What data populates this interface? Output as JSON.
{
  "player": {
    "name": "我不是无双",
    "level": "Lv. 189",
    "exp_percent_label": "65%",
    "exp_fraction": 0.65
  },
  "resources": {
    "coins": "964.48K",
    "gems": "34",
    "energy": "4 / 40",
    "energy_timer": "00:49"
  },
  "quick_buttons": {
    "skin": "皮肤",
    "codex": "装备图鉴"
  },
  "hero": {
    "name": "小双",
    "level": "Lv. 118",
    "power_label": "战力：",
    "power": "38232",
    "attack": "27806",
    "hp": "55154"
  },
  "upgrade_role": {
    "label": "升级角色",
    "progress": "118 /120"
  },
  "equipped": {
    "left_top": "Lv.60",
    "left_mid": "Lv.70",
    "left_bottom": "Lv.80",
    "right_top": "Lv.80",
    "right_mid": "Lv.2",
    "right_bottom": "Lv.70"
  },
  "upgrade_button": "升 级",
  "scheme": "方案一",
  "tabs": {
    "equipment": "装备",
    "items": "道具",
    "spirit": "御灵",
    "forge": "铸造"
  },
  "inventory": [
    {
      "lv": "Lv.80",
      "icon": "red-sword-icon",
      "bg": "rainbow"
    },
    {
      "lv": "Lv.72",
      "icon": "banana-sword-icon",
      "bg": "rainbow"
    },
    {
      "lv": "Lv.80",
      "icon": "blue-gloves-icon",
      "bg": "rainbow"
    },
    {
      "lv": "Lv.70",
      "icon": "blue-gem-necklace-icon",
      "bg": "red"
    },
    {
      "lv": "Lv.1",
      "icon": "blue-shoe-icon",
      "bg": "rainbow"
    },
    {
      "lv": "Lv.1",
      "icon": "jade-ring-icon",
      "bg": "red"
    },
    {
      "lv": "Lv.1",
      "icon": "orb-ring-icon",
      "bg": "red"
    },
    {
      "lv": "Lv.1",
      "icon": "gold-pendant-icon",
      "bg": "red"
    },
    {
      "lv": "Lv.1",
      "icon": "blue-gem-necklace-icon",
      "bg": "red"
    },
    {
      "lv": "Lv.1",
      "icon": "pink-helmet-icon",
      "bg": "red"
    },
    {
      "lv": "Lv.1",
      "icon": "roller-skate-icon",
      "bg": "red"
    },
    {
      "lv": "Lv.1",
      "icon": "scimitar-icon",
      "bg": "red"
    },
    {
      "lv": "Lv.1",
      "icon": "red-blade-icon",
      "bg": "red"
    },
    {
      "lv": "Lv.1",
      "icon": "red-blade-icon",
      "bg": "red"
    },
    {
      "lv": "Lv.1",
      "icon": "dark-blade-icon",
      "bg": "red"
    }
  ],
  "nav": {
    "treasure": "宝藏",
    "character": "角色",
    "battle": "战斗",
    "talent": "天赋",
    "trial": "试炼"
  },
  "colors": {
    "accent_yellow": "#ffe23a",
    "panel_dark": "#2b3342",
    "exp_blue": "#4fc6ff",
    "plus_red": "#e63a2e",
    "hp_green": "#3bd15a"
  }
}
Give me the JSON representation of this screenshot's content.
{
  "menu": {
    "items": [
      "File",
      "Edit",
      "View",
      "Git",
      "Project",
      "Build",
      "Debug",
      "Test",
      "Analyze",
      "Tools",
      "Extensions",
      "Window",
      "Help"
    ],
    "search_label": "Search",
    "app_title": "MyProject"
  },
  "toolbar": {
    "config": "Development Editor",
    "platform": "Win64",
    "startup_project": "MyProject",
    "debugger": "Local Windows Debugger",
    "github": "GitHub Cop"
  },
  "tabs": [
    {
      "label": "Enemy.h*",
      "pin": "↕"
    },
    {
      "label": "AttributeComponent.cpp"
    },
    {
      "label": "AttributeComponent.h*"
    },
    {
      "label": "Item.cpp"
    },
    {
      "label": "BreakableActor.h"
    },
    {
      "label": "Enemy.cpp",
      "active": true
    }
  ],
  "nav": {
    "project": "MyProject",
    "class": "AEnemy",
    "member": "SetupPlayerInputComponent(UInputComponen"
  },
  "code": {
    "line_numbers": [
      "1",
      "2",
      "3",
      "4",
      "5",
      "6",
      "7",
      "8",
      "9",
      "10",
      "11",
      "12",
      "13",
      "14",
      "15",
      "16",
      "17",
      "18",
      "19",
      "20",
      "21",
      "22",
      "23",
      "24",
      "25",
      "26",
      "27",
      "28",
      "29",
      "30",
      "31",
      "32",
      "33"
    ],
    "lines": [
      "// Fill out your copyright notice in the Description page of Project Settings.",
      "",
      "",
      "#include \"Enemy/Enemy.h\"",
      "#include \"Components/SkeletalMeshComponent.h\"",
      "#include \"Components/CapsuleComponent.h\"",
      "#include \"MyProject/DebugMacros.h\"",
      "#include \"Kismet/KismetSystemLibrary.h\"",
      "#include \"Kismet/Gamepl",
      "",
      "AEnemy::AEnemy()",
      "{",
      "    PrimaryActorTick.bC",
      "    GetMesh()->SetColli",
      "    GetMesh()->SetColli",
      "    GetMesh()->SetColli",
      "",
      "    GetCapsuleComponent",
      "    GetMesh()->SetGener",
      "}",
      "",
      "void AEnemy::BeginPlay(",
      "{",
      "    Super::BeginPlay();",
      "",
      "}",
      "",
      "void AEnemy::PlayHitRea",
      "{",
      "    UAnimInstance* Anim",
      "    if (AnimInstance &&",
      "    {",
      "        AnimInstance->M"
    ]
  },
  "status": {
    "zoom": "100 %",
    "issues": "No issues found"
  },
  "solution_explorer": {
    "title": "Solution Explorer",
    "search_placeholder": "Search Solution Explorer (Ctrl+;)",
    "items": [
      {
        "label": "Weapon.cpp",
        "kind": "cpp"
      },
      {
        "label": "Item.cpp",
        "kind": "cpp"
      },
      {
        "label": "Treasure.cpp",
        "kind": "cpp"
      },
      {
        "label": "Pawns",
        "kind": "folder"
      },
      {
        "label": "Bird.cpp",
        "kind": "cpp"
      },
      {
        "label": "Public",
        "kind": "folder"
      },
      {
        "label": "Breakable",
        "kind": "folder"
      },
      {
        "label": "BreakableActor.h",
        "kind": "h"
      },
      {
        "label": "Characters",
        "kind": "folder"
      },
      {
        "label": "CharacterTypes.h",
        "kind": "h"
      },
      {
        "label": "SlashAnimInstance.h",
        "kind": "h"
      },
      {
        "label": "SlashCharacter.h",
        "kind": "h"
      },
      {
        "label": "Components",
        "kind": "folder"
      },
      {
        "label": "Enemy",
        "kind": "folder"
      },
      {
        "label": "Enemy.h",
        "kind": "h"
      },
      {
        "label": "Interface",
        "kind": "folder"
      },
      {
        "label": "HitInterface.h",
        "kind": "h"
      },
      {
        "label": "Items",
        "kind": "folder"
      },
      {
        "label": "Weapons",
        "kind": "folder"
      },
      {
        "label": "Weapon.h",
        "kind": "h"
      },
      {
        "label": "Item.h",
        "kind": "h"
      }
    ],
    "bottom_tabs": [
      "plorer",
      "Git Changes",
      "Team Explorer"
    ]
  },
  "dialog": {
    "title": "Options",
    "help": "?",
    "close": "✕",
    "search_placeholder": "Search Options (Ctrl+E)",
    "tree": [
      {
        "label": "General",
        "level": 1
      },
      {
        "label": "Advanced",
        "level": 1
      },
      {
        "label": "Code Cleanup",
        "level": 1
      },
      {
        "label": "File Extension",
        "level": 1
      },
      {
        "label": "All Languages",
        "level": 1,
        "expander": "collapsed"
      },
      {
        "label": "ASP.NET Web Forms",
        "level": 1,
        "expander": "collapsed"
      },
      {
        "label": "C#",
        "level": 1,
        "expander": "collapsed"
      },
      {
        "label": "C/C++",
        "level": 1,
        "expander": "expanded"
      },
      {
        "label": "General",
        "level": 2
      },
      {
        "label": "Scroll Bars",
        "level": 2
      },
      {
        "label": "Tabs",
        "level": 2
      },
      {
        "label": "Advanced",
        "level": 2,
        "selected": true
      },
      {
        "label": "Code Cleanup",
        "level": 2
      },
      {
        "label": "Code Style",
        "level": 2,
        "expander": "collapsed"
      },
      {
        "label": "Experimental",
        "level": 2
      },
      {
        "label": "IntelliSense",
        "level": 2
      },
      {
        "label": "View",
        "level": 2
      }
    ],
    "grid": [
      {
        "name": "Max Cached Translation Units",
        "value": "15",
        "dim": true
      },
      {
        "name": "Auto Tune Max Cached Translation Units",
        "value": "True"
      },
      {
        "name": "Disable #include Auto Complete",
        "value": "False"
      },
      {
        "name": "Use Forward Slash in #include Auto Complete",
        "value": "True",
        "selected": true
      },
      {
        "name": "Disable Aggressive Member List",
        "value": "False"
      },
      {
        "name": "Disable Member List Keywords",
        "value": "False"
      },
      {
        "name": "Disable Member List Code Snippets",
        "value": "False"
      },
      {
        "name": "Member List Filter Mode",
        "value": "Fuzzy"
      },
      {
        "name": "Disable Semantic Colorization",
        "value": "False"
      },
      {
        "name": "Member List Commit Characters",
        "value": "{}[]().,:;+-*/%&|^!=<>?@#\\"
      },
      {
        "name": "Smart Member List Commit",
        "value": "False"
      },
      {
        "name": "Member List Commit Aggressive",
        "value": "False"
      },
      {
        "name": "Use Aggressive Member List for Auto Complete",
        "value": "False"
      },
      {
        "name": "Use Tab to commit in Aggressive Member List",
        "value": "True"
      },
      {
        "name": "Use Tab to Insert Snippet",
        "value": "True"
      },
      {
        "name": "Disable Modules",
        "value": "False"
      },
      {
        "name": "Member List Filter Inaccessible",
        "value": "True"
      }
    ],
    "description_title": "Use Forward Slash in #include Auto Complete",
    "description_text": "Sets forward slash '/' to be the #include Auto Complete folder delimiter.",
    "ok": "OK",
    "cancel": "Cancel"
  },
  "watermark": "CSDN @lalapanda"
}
□ □ □ □ □
§ **Work to be completed**:
Where a line in the entries holds "this", copy that line.

§ **The output**:
What data populates this interface? Output as JSON.
Give me the JSON representation of this screenshot's content.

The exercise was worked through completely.